[EXERCISE PROMPT] Copy every line of the material below word for word.
--------------------------------
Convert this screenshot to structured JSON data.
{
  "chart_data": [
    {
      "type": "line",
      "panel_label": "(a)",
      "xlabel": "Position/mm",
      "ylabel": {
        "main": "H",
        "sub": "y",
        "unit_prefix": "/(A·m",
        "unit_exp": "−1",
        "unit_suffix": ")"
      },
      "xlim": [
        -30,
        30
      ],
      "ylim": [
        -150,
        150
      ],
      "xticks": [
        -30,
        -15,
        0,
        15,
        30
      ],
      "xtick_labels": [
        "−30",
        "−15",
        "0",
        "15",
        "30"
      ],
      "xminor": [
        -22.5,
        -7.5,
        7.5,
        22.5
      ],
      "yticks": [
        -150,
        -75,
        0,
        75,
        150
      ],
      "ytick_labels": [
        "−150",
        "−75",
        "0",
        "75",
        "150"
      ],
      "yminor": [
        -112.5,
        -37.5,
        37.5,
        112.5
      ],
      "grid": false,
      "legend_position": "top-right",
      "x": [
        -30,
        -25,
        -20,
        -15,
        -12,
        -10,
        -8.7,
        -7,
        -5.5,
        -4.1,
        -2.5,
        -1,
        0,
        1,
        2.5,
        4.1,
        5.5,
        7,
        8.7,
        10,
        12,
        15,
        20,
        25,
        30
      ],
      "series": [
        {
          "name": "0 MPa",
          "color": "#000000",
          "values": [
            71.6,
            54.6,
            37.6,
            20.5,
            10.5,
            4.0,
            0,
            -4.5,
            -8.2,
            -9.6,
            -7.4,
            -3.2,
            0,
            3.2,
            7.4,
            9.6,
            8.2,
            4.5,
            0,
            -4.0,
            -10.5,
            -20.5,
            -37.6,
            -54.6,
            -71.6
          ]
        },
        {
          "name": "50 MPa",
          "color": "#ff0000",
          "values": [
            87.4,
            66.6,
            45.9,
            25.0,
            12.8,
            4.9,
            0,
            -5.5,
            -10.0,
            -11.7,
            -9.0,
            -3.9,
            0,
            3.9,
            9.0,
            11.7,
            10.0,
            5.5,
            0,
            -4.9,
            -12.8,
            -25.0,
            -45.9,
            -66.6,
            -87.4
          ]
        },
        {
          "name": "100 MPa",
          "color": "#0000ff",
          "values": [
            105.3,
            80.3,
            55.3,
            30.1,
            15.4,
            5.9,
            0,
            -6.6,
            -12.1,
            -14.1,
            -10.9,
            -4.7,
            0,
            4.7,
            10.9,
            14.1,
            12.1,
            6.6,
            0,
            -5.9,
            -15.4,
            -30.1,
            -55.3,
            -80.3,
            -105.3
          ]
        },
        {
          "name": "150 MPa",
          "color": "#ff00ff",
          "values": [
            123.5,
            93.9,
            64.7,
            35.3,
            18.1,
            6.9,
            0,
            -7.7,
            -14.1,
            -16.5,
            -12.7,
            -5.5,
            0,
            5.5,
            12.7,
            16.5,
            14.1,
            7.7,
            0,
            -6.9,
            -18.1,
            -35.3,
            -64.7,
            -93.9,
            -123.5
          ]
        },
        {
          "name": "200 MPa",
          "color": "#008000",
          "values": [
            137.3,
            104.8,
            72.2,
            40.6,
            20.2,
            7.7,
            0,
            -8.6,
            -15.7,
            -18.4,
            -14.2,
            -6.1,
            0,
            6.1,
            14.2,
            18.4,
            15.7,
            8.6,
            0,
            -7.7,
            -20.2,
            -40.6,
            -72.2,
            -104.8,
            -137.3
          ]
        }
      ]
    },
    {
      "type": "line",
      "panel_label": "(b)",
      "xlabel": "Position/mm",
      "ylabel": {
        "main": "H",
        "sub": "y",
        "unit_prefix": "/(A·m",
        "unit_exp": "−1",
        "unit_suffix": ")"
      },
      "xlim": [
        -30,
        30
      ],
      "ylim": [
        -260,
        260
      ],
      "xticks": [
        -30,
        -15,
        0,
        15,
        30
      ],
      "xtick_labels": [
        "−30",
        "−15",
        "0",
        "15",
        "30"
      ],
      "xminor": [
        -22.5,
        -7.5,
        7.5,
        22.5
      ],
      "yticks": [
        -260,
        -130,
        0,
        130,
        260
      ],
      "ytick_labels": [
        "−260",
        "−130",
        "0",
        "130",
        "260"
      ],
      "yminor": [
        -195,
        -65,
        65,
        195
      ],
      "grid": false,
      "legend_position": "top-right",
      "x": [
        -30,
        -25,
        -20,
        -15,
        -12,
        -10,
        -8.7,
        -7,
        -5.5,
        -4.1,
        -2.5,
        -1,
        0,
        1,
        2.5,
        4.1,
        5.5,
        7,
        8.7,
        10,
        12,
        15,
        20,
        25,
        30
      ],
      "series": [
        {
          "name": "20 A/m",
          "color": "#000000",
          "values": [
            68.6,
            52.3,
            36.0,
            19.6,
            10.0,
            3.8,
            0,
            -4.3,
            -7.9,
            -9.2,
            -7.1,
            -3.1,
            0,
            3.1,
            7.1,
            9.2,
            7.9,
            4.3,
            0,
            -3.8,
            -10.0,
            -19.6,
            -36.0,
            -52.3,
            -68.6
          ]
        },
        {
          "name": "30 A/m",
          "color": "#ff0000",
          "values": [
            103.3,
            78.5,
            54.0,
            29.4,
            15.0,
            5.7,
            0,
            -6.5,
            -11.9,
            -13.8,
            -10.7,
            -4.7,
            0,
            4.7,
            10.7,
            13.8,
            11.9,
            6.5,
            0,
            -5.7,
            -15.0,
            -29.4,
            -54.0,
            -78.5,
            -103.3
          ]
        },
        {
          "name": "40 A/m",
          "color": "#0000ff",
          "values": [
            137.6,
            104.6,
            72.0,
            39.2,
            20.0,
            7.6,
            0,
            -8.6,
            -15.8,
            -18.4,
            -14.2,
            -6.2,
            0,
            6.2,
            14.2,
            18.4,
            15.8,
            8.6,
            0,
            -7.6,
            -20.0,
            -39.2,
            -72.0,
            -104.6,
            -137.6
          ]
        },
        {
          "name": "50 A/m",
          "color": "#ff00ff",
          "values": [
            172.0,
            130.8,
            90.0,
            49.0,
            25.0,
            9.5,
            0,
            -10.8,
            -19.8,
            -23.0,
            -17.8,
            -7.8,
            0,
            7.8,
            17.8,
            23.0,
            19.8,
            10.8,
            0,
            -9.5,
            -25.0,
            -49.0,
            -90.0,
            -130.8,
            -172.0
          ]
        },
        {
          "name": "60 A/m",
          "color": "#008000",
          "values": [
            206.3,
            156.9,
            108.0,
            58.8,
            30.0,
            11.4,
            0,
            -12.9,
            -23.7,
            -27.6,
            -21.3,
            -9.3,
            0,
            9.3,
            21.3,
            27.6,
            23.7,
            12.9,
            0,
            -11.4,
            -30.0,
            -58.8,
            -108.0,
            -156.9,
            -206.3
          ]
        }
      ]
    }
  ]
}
--------------------------------
[RESPONSE TO THIS EXERCISE]
Convert this screenshot to structured JSON data.
{
  "chart_data": [
    {
      "type": "line",
      "panel_label": "(a)",
      "xlabel": "Position/mm",
      "ylabel": {
        "main": "H",
        "sub": "y",
        "unit_prefix": "/(A·m",
        "unit_exp": "−1",
        "unit_suffix": ")"
      },
      "xlim": [
        -30,
        30
      ],
      "ylim": [
        -150,
        150
      ],
      "xticks": [
        -30,
        -15,
        0,
        15,
        30
      ],
      "xtick_labels": [
        "−30",
        "−15",
        "0",
        "15",
        "30"
      ],
      "xminor": [
        -22.5,
        -7.5,
        7.5,
        22.5
      ],
      "yticks": [
        -150,
        -75,
        0,
        75,
        150
      ],
      "ytick_labels": [
        "−150",
        "−75",
        "0",
        "75",
        "150"
      ],
      "yminor": [
        -112.5,
        -37.5,
        37.5,
        112.5
      ],
      "grid": false,
      "legend_position": "top-right",
      "x": [
        -30,
        -25,
        -20,
        -15,
        -12,
        -10,
        -8.7,
        -7,
        -5.5,
        -4.1,
        -2.5,
        -1,
        0,
        1,
        2.5,
        4.1,
        5.5,
        7,
        8.7,
        10,
        12,
        15,
        20,
        25,
        30
      ],
      "series": [
        {
          "name": "0 MPa",
          "color": "#000000",
          "values": [
            71.6,
            54.6,
            37.6,
            20.5,
            10.5,
            4.0,
            0,
            -4.5,
            -8.2,
            -9.6,
            -7.4,
            -3.2,
            0,
            3.2,
            7.4,
            9.6,
            8.2,
            4.5,
            0,
            -4.0,
            -10.5,
            -20.5,
            -37.6,
            -54.6,
            -71.6
          ]
        },
        {
          "name": "50 MPa",
          "color": "#ff0000",
          "values": [
            87.4,
            66.6,
            45.9,
            25.0,
            12.8,
            4.9,
            0,
            -5.5,
            -10.0,
            -11.7,
            -9.0,
            -3.9,
            0,
            3.9,
            9.0,
            11.7,
            10.0,
            5.5,
            0,
            -4.9,
            -12.8,
            -25.0,
            -45.9,
            -66.6,
            -87.4
          ]
        },
        {
          "name": "100 MPa",
          "color": "#0000ff",
          "values": [
            105.3,
            80.3,
            55.3,
            30.1,
            15.4,
            5.9,
            0,
            -6.6,
            -12.1,
            -14.1,
            -10.9,
            -4.7,
            0,
            4.7,
            10.9,
            14.1,
            12.1,
            6.6,
            0,
            -5.9,
            -15.4,
            -30.1,
            -55.3,
            -80.3,
            -105.3
          ]
        },
        {
          "name": "150 MPa",
          "color": "#ff00ff",
          "values": [
            123.5,
            93.9,
            64.7,
            35.3,
            18.1,
            6.9,
            0,
            -7.7,
            -14.1,
            -16.5,
            -12.7,
            -5.5,
            0,
            5.5,
            12.7,
            16.5,
            14.1,
            7.7,
            0,
            -6.9,
            -18.1,
            -35.3,
            -64.7,
            -93.9,
            -123.5
          ]
        },
        {
          "name": "200 MPa",
          "color": "#008000",
          "values": [
            137.3,
            104.8,
            72.2,
            40.6,
            20.2,
            7.7,
            0,
            -8.6,
            -15.7,
            -18.4,
            -14.2,
            -6.1,
            0,
            6.1,
            14.2,
            18.4,
            15.7,
            8.6,
            0,
            -7.7,
            -20.2,
            -40.6,
            -72.2,
            -104.8,
            -137.3
          ]
        }
      ]
    },
    {
      "type": "line",
      "panel_label": "(b)",
      "xlabel": "Position/mm",
      "ylabel": {
        "main": "H",
        "sub": "y",
        "unit_prefix": "/(A·m",
        "unit_exp": "−1",
        "unit_suffix": ")"
      },
      "xlim": [
        -30,
        30
      ],
      "ylim": [
        -260,
        260
      ],
      "xticks": [
        -30,
        -15,
        0,
        15,
        30
      ],
      "xtick_labels": [
        "−30",
        "−15",
        "0",
        "15",
        "30"
      ],
      "xminor": [
        -22.5,
        -7.5,
        7.5,
        22.5
      ],
      "yticks": [
        -260,
        -130,
        0,
        130,
        260
      ],
      "ytick_labels": [
        "−260",
        "−130",
        "0",
        "130",
        "260"
      ],
      "yminor": [
        -195,
        -65,
        65,
        195
      ],
      "grid": false,
      "legend_position": "top-right",
      "x": [
        -30,
        -25,
        -20,
        -15,
        -12,
        -10,
        -8.7,
        -7,
        -5.5,
        -4.1,
        -2.5,
        -1,
        0,
        1,
        2.5,
        4.1,
        5.5,
        7,
        8.7,
        10,
        12,
        15,
        20,
        25,
        30
      ],
      "series": [
        {
          "name": "20 A/m",
          "color": "#000000",
          "values": [
            68.6,
            52.3,
            36.0,
            19.6,
            10.0,
            3.8,
            0,
            -4.3,
            -7.9,
            -9.2,
            -7.1,
            -3.1,
            0,
            3.1,
            7.1,
            9.2,
            7.9,
            4.3,
            0,
            -3.8,
            -10.0,
            -19.6,
            -36.0,
            -52.3,
            -68.6
          ]
        },
        {
          "name": "30 A/m",
          "color": "#ff0000",
          "values": [
            103.3,
            78.5,
            54.0,
            29.4,
            15.0,
            5.7,
            0,
            -6.5,
            -11.9,
            -13.8,
            -10.7,
            -4.7,
            0,
            4.7,
            10.7,
            13.8,
            11.9,
            6.5,
            0,
            -5.7,
            -15.0,
            -29.4,
            -54.0,
            -78.5,
            -103.3
          ]
        },
        {
          "name": "40 A/m",
          "color": "#0000ff",
          "values": [
            137.6,
            104.6,
            72.0,
            39.2,
            20.0,
            7.6,
            0,
            -8.6,
            -15.8,
            -18.4,
            -14.2,
            -6.2,
            0,
            6.2,
            14.2,
            18.4,
            15.8,
            8.6,
            0,
            -7.6,
            -20.0,
            -39.2,
            -72.0,
            -104.6,
            -137.6
          ]
        },
        {
          "name": "50 A/m",
          "color": "#ff00ff",
          "values": [
            172.0,
            130.8,
            90.0,
            49.0,
            25.0,
            9.5,
            0,
            -10.8,
            -19.8,
            -23.0,
            -17.8,
            -7.8,
            0,
            7.8,
            17.8,
            23.0,
            19.8,
            10.8,
            0,
            -9.5,
            -25.0,
            -49.0,
            -90.0,
            -130.8,
            -172.0
          ]
        },
        {
          "name": "60 A/m",
          "color": "#008000",
          "values": [
            206.3,
            156.9,
            108.0,
            58.8,
            30.0,
            11.4,
            0,
            -12.9,
            -23.7,
            -27.6,
            -21.3,
            -9.3,
            0,
            9.3,
            21.3,
            27.6,
            23.7,
            12.9,
            0,
            -11.4,
            -30.0,
            -58.8,
            -108.0,
            -156.9,
            -206.3
          ]
        }
      ]
    }
  ]
}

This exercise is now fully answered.